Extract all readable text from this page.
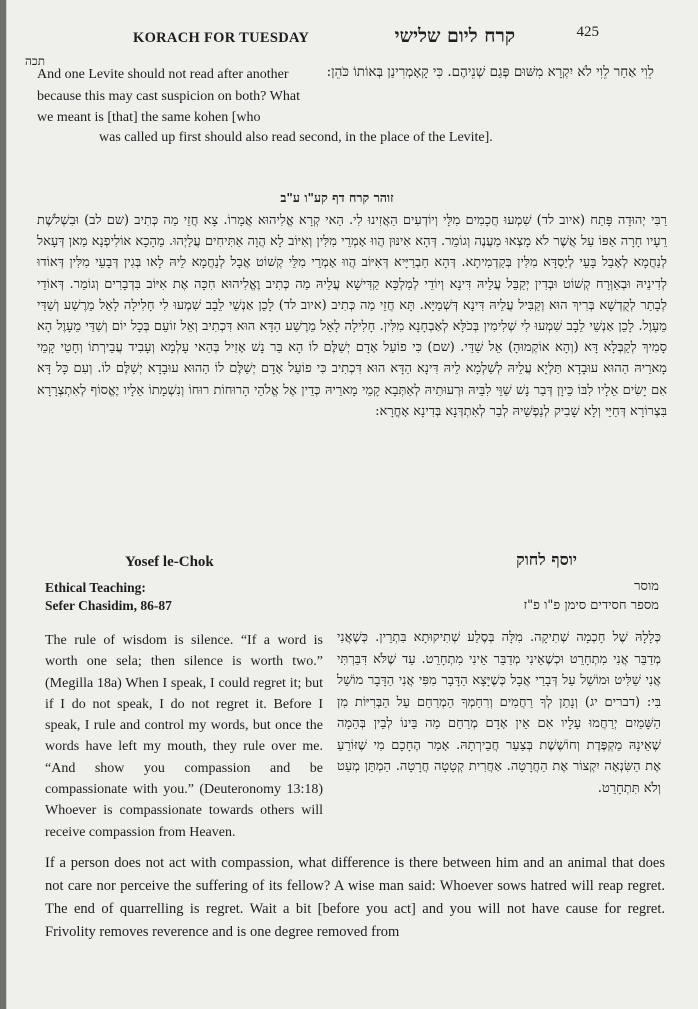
תכה
KORACH FOR TUESDAY	קרח ליום שלישי	425
And one Levite should not read after another because this may cast suspicion on both? What we meant is [that] the same kohen [who
לֵוִי אַחַר לֵוִי לֹא יִקְרָא מִשּׁוּם פְּגַם שְׁנֵיהֶם. כִּי קָאָמְרִינַן בְּאוֹתוֹ כֹּהֵן:
was called up first should also read second, in the place of the Levite].
זוהר קרח דף קע"ו ע"ב
רַבִּי יְהוּדָה פָּתַח (איוב לד) שִׁמְעוּ חֲכָמִים מִלָּי וְיוֹדְעִים הַאֲזִינוּ לִי. הַאי קְרָא אֱלִיהוּא אֲמָרוֹ. צָא חֲזֵי מַה כְּתִיב (שם לב) וּבִשְׁלֹשֶׁת רֵעָיו חָרָה אַפּוֹ עַל אֲשֶׁר לֹא מָצְאוּ מַעֲנֶה וְגוֹמֵר. דְּהָא אִינּוּן הֲווּ אָמְרֵי מִלִּין וְאִיּוֹב לָא הֲוָה אַתִּיחִים עֲלַיְהוּ. מֵהָכָא אוֹלִיפְנָא מַאן דְּעָאל לְנַחֲמָא לְאָבֵל בָּעֵי לְיַסְדָּא מִלִּין בְּקַדְמִיתָא. דְּהָא חַבְרַיָּיא דְּאִיּוֹב הֲווּ אָמְרֵי מִלֵּי קְשׁוֹט אֲבָל לְנַחֲמָא לֵיהּ לָאו בְּגִין דְּבָעֵי מִלִּין דְּאוֹדוּ לְדִינֵיהּ וּבְאַוְּרָח קְשׁוֹט וּבְדִין יְקַבֵּל עֲלֵיהּ דִּינָא וְיוֹדֵי לְמַלְכָּא קַדִּישָׁא עֲלֵיהּ מַה כְּתִיב וֶאֱלִיהוּא חִכָּה אֶת אִיּוֹב בִּדְבָרִים וְגוֹמֵר. דְּאוֹדֵי לְבָתַר לְקֻדְשָׁא בְּרִיךְ הוּא וְקַבִּיל עֲלֵיהּ דִּינָא דְּשְׁמַיָּא. תָּא חֲזֵי מַה כְּתִיב (איוב לד) לָכֵן אַנְשֵׁי לֵבָב שִׁמְעוּ לִי חָלִילָה לָאֵל מֵרֶשַׁע וְשַׁדַּי מֵעָוֶל. לָכֵן אַנְשֵׁי לֵבָב שִׁמְעוּ לִי שְׁלִימִין בְּכֹלָּא לְאַבְחָנָא מִלִּין. חָלִילָה לָאֵל מֵרֶשַׁע הַדָּא הוּא דִּכְתִיב וְאֵל זוֹעֵם בְּכָל יוֹם וְשַׁדַּי מֵעָוֶל הָא סָמִיךְ לְקַבְּלָא דָּא (וְהָא אוֹקְמוּהָ) אֵל שַׁדַּי. (שם) כִּי פוֹעַל אָדָם יְשַׁלֶּם לוֹ הָא בַּר נָשׁ אָזִיל בְּהַאי עָלְמָא וְעָבִיד עֲבֵירְתוֹ וְחָטֵי קָמֵי מָארֵיהּ הַהוּא עוּבָדָא תַּלְיָא עֲלֵיהּ לְשַׁלְמָא לֵיהּ דִּינָא הַדָּא הוּא דִּכְתִיב כִּי פוֹעַל אָדָם יְשַׁלֶּם לוֹ הַהוּא עוּבָדָא יְשַׁלֶּם לוֹ. וְעִם כָּל דָּא אִם יָשִׂים אֵלָיו לִבּוֹ כֵּיוָן דְּבַר נָשׁ שַׁוֵּי לִבֵּיהּ וּרְעוּתֵיהּ לְאַתְּבָא קָמֵי מָארֵיהּ כְּדֵין אֶל אֱלֹהֵי הָרוּחוֹת רוּחוֹ וְנִשְׁמָתוֹ אֵלָיו יֶאֱסוֹף לְאִתְצְרָרָא בִּצְרוֹרָא דְּחַיֵּי וְלָא שָׁבִיק לְנַפְשֵׁיהּ לְבַר לְאִתְדְּנָא בְּדִינָא אָחֳרָא:
Yosef le-Chok	יוסף לחוק
Ethical Teaching:
Sefer Chasidim, 86-87
מוסר
מספר חסידים סימן פ"ו פ"ז
The rule of wisdom is silence. “If a word is worth one sela; then silence is worth two.” (Megilla 18a) When I speak, I could regret it; but if I do not speak, I do not regret it. Before I speak, I rule and control my words, but once the words have left my mouth, they rule over me. “And show you compassion and be compassionate with you.” (Deuteronomy 13:18) Whoever is compassionate towards others will receive compassion from Heaven.
כְּלָלָהּ שֶׁל חָכְמָה שְׁתִיקָה. מִלָּה בְּסֶלַע שְׁתִיקוּתָא בִּתְרֵין. כְּשֶׁאֲנִי מְדַבֵּר אֲנִי מִתְחָרֵט וּכְשֶׁאֵינִי מְדַבֵּר אֵינִי מִתְחָרֵט. עַד שֶׁלֹּא דִּבַּרְתִּי אֲנִי שַׁלִּיט וּמוֹשֵׁל עַל דְּבָרַי אֲבָל כְּשֶׁיָּצָא הַדָּבָר מִפִּי אֲנִי הַדָּבָר מוֹשֵׁל בִּי: (דברים יג) וְנָתַן לְךָ רַחֲמִים וְרִחַמְךָ הַמְרַחֵם עַל הַבְּרִיּוֹת מִן הַשָּׁמַיִם יְרַחֲמוּ עָלָיו אִם אֵין אָדָם מְרַחֵם מַה בֵּינוֹ לְבֵין בְּהֵמָה שֶׁאֵינָהּ מַקְפֶּדֶת וְחוֹשֶׁשֶׁת בְּצַעַר חֲבֵירְתָהּ. אָמַר הֶחָכָם מִי שֶׁזּוֹרֵעַ אֶת הַשִּׂנְאָה יִקְצוֹר אֶת הַחֲרָטָה. אַחֲרִית קְטָטָה חֲרָטָה. הַמְתֵּן מְעַט וְלֹא תִּתְחָרֵט.
If a person does not act with compassion, what difference is there between him and an animal that does not care nor perceive the suffering of its fellow? A wise man said: Whoever sows hatred will reap regret. The end of quarrelling is regret. Wait a bit [before you act] and you will not have cause for regret. Frivolity removes reverence and is one degree removed from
* * * * * * *
* [Aim of the task]:
The pictures should not be reproduced; quote all of the other material exactly.

* [Exercise response]:
Extract all readable text from this page.
תכה
KORACH FOR TUESDAY	קרח ליום שלישי	425
And one Levite should not read after another because this may cast suspicion on both? What we meant is [that] the same kohen [who
לֵוִי אַחַר לֵוִי לֹא יִקְרָא מִשּׁוּם פְּגַם שְׁנֵיהֶם. כִּי קָאָמְרִינַן בְּאוֹתוֹ כֹּהֵן:
was called up first should also read second, in the place of the Levite].
זוהר קרח דף קע"ו ע"ב
רַבִּי יְהוּדָה פָּתַח (איוב לד) שִׁמְעוּ חֲכָמִים מִלָּי וְיוֹדְעִים הַאֲזִינוּ לִי. הַאי קְרָא אֱלִיהוּא אֲמָרוֹ. צָא חֲזֵי מַה כְּתִיב (שם לב) וּבִשְׁלֹשֶׁת רֵעָיו חָרָה אַפּוֹ עַל אֲשֶׁר לֹא מָצְאוּ מַעֲנֶה וְגוֹמֵר. דְּהָא אִינּוּן הֲווּ אָמְרֵי מִלִּין וְאִיּוֹב לָא הֲוָה אַתִּיחִים עֲלַיְהוּ. מֵהָכָא אוֹלִיפְנָא מַאן דְּעָאל לְנַחֲמָא לְאָבֵל בָּעֵי לְיַסְדָּא מִלִּין בְּקַדְמִיתָא. דְּהָא חַבְרַיָּיא דְּאִיּוֹב הֲווּ אָמְרֵי מִלֵּי קְשׁוֹט אֲבָל לְנַחֲמָא לֵיהּ לָאו בְּגִין דְּבָעֵי מִלִּין דְּאוֹדוּ לְדִינֵיהּ וּבְאַוְּרָח קְשׁוֹט וּבְדִין יְקַבֵּל עֲלֵיהּ דִּינָא וְיוֹדֵי לְמַלְכָּא קַדִּישָׁא עֲלֵיהּ מַה כְּתִיב וֶאֱלִיהוּא חִכָּה אֶת אִיּוֹב בִּדְבָרִים וְגוֹמֵר. דְּאוֹדֵי לְבָתַר לְקֻדְשָׁא בְּרִיךְ הוּא וְקַבִּיל עֲלֵיהּ דִּינָא דְּשְׁמַיָּא. תָּא חֲזֵי מַה כְּתִיב (איוב לד) לָכֵן אַנְשֵׁי לֵבָב שִׁמְעוּ לִי חָלִילָה לָאֵל מֵרֶשַׁע וְשַׁדַּי מֵעָוֶל. לָכֵן אַנְשֵׁי לֵבָב שִׁמְעוּ לִי שְׁלִימִין בְּכֹלָּא לְאַבְחָנָא מִלִּין. חָלִילָה לָאֵל מֵרֶשַׁע הַדָּא הוּא דִּכְתִיב וְאֵל זוֹעֵם בְּכָל יוֹם וְשַׁדַּי מֵעָוֶל הָא סָמִיךְ לְקַבְּלָא דָּא (וְהָא אוֹקְמוּהָ) אֵל שַׁדַּי. (שם) כִּי פוֹעַל אָדָם יְשַׁלֶּם לוֹ הָא בַּר נָשׁ אָזִיל בְּהַאי עָלְמָא וְעָבִיד עֲבֵירְתוֹ וְחָטֵי קָמֵי מָארֵיהּ הַהוּא עוּבָדָא תַּלְיָא עֲלֵיהּ לְשַׁלְמָא לֵיהּ דִּינָא הַדָּא הוּא דִּכְתִיב כִּי פוֹעַל אָדָם יְשַׁלֶּם לוֹ הַהוּא עוּבָדָא יְשַׁלֶּם לוֹ. וְעִם כָּל דָּא אִם יָשִׂים אֵלָיו לִבּוֹ כֵּיוָן דְּבַר נָשׁ שַׁוֵּי לִבֵּיהּ וּרְעוּתֵיהּ לְאַתְּבָא קָמֵי מָארֵיהּ כְּדֵין אֶל אֱלֹהֵי הָרוּחוֹת רוּחוֹ וְנִשְׁמָתוֹ אֵלָיו יֶאֱסוֹף לְאִתְצְרָרָא בִּצְרוֹרָא דְּחַיֵּי וְלָא שָׁבִיק לְנַפְשֵׁיהּ לְבַר לְאִתְדְּנָא בְּדִינָא אָחֳרָא:
Yosef le-Chok	יוסף לחוק
Ethical Teaching:
Sefer Chasidim, 86-87
מוסר
מספר חסידים סימן פ"ו פ"ז
The rule of wisdom is silence. “If a word is worth one sela; then silence is worth two.” (Megilla 18a) When I speak, I could regret it; but if I do not speak, I do not regret it. Before I speak, I rule and control my words, but once the words have left my mouth, they rule over me. “And show you compassion and be compassionate with you.” (Deuteronomy 13:18) Whoever is compassionate towards others will receive compassion from Heaven.
כְּלָלָהּ שֶׁל חָכְמָה שְׁתִיקָה. מִלָּה בְּסֶלַע שְׁתִיקוּתָא בִּתְרֵין. כְּשֶׁאֲנִי מְדַבֵּר אֲנִי מִתְחָרֵט וּכְשֶׁאֵינִי מְדַבֵּר אֵינִי מִתְחָרֵט. עַד שֶׁלֹּא דִּבַּרְתִּי אֲנִי שַׁלִּיט וּמוֹשֵׁל עַל דְּבָרַי אֲבָל כְּשֶׁיָּצָא הַדָּבָר מִפִּי אֲנִי הַדָּבָר מוֹשֵׁל בִּי: (דברים יג) וְנָתַן לְךָ רַחֲמִים וְרִחַמְךָ הַמְרַחֵם עַל הַבְּרִיּוֹת מִן הַשָּׁמַיִם יְרַחֲמוּ עָלָיו אִם אֵין אָדָם מְרַחֵם מַה בֵּינוֹ לְבֵין בְּהֵמָה שֶׁאֵינָהּ מַקְפֶּדֶת וְחוֹשֶׁשֶׁת בְּצַעַר חֲבֵירְתָהּ. אָמַר הֶחָכָם מִי שֶׁזּוֹרֵעַ אֶת הַשִּׂנְאָה יִקְצוֹר אֶת הַחֲרָטָה. אַחֲרִית קְטָטָה חֲרָטָה. הַמְתֵּן מְעַט וְלֹא תִּתְחָרֵט.
If a person does not act with compassion, what difference is there between him and an animal that does not care nor perceive the suffering of its fellow? A wise man said: Whoever sows hatred will reap regret. The end of quarrelling is regret. Wait a bit [before you act] and you will not have cause for regret. Frivolity removes reverence and is one degree removed from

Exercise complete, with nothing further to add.